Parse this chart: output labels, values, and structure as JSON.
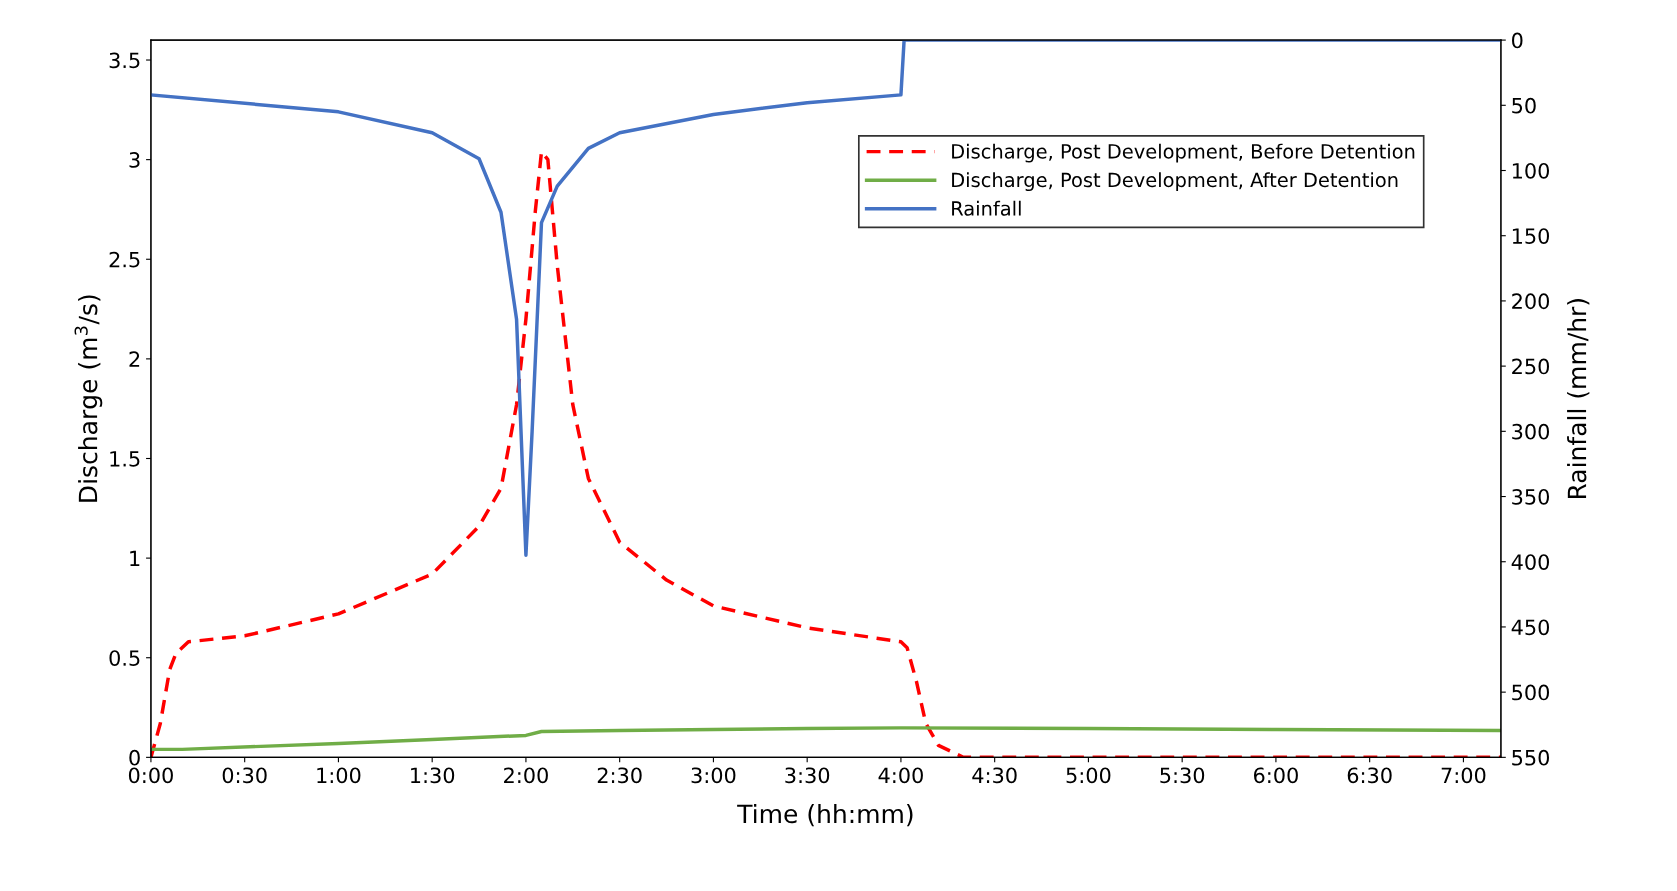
{
  "chart_data": {
    "type": "line",
    "xlabel": "Time (hh:mm)",
    "ylabel": "Discharge (m$^{3}$/s)",
    "y2label": "Rainfall (mm/hr)",
    "xlim": [
      0,
      7.2
    ],
    "ylim": [
      0,
      3.6
    ],
    "y2lim": [
      550,
      0
    ],
    "xticks": [
      {
        "value": 0,
        "label": "0:00"
      },
      {
        "value": 0.5,
        "label": "0:30"
      },
      {
        "value": 1,
        "label": "1:00"
      },
      {
        "value": 1.5,
        "label": "1:30"
      },
      {
        "value": 2,
        "label": "2:00"
      },
      {
        "value": 2.5,
        "label": "2:30"
      },
      {
        "value": 3,
        "label": "3:00"
      },
      {
        "value": 3.5,
        "label": "3:30"
      },
      {
        "value": 4,
        "label": "4:00"
      },
      {
        "value": 4.5,
        "label": "4:30"
      },
      {
        "value": 5,
        "label": "5:00"
      },
      {
        "value": 5.5,
        "label": "5:30"
      },
      {
        "value": 6,
        "label": "6:00"
      },
      {
        "value": 6.5,
        "label": "6:30"
      },
      {
        "value": 7,
        "label": "7:00"
      }
    ],
    "yticks": [
      0,
      0.5,
      1,
      1.5,
      2,
      2.5,
      3,
      3.5
    ],
    "y2ticks": [
      0,
      50,
      100,
      150,
      200,
      250,
      300,
      350,
      400,
      450,
      500,
      550
    ],
    "grid": false,
    "legend": "top right",
    "marker": "none",
    "series": [
      {
        "name": "Discharge, Post Development, Before Detention",
        "color": "#ff0000",
        "line_style": "dashed",
        "x": [
          0,
          0.05,
          0.1,
          0.133,
          0.2,
          0.5,
          1,
          1.5,
          1.75,
          1.867,
          1.95,
          2,
          2.05,
          2.083,
          2.117,
          2.167,
          2.25,
          2.333,
          2.5,
          2.75,
          3,
          3.5,
          4,
          4.033,
          4.083,
          4.133,
          4.2,
          4.333,
          7.2
        ],
        "values": [
          0,
          0.17,
          0.44,
          0.52,
          0.58,
          0.61,
          0.72,
          0.92,
          1.16,
          1.35,
          1.77,
          2.2,
          2.74,
          3.04,
          3.0,
          2.47,
          1.77,
          1.4,
          1.08,
          0.89,
          0.76,
          0.65,
          0.58,
          0.55,
          0.38,
          0.17,
          0.06,
          0,
          0
        ]
      },
      {
        "name": "Discharge, Post Development, After Detention",
        "color": "#70ad47",
        "line_style": "solid",
        "x": [
          0,
          0.167,
          1,
          1.5,
          2,
          2.083,
          2.5,
          3,
          3.5,
          4,
          5,
          6,
          7.2
        ],
        "values": [
          0.04,
          0.04,
          0.07,
          0.09,
          0.11,
          0.13,
          0.135,
          0.14,
          0.145,
          0.148,
          0.145,
          0.14,
          0.135
        ]
      },
      {
        "name": "Rainfall",
        "color": "#4472c4",
        "line_style": "solid",
        "axis": "y2",
        "x": [
          0,
          1,
          1.5,
          1.75,
          1.867,
          1.95,
          2,
          2.033,
          2.083,
          2.167,
          2.333,
          2.5,
          3,
          3.5,
          4,
          4.017,
          7.2
        ],
        "values": [
          42,
          55,
          71,
          91,
          132,
          214,
          395,
          300,
          140,
          112,
          83,
          71,
          57,
          48,
          42,
          0,
          0
        ]
      }
    ]
  }
}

+===+

§ **To do**
Extract the full listing above verbatim; pictures are to be left out of the copy.

§ **Solution for this exercise**
Parse this chart: output labels, values, and structure as JSON.
{
  "chart_data": {
    "type": "line",
    "xlabel": "Time (hh:mm)",
    "ylabel": "Discharge (m$^{3}$/s)",
    "y2label": "Rainfall (mm/hr)",
    "xlim": [
      0,
      7.2
    ],
    "ylim": [
      0,
      3.6
    ],
    "y2lim": [
      550,
      0
    ],
    "xticks": [
      {
        "value": 0,
        "label": "0:00"
      },
      {
        "value": 0.5,
        "label": "0:30"
      },
      {
        "value": 1,
        "label": "1:00"
      },
      {
        "value": 1.5,
        "label": "1:30"
      },
      {
        "value": 2,
        "label": "2:00"
      },
      {
        "value": 2.5,
        "label": "2:30"
      },
      {
        "value": 3,
        "label": "3:00"
      },
      {
        "value": 3.5,
        "label": "3:30"
      },
      {
        "value": 4,
        "label": "4:00"
      },
      {
        "value": 4.5,
        "label": "4:30"
      },
      {
        "value": 5,
        "label": "5:00"
      },
      {
        "value": 5.5,
        "label": "5:30"
      },
      {
        "value": 6,
        "label": "6:00"
      },
      {
        "value": 6.5,
        "label": "6:30"
      },
      {
        "value": 7,
        "label": "7:00"
      }
    ],
    "yticks": [
      0,
      0.5,
      1,
      1.5,
      2,
      2.5,
      3,
      3.5
    ],
    "y2ticks": [
      0,
      50,
      100,
      150,
      200,
      250,
      300,
      350,
      400,
      450,
      500,
      550
    ],
    "grid": false,
    "legend": "top right",
    "marker": "none",
    "series": [
      {
        "name": "Discharge, Post Development, Before Detention",
        "color": "#ff0000",
        "line_style": "dashed",
        "x": [
          0,
          0.05,
          0.1,
          0.133,
          0.2,
          0.5,
          1,
          1.5,
          1.75,
          1.867,
          1.95,
          2,
          2.05,
          2.083,
          2.117,
          2.167,
          2.25,
          2.333,
          2.5,
          2.75,
          3,
          3.5,
          4,
          4.033,
          4.083,
          4.133,
          4.2,
          4.333,
          7.2
        ],
        "values": [
          0,
          0.17,
          0.44,
          0.52,
          0.58,
          0.61,
          0.72,
          0.92,
          1.16,
          1.35,
          1.77,
          2.2,
          2.74,
          3.04,
          3.0,
          2.47,
          1.77,
          1.4,
          1.08,
          0.89,
          0.76,
          0.65,
          0.58,
          0.55,
          0.38,
          0.17,
          0.06,
          0,
          0
        ]
      },
      {
        "name": "Discharge, Post Development, After Detention",
        "color": "#70ad47",
        "line_style": "solid",
        "x": [
          0,
          0.167,
          1,
          1.5,
          2,
          2.083,
          2.5,
          3,
          3.5,
          4,
          5,
          6,
          7.2
        ],
        "values": [
          0.04,
          0.04,
          0.07,
          0.09,
          0.11,
          0.13,
          0.135,
          0.14,
          0.145,
          0.148,
          0.145,
          0.14,
          0.135
        ]
      },
      {
        "name": "Rainfall",
        "color": "#4472c4",
        "line_style": "solid",
        "axis": "y2",
        "x": [
          0,
          1,
          1.5,
          1.75,
          1.867,
          1.95,
          2,
          2.033,
          2.083,
          2.167,
          2.333,
          2.5,
          3,
          3.5,
          4,
          4.017,
          7.2
        ],
        "values": [
          42,
          55,
          71,
          91,
          132,
          214,
          395,
          300,
          140,
          112,
          83,
          71,
          57,
          48,
          42,
          0,
          0
        ]
      }
    ]
  }
}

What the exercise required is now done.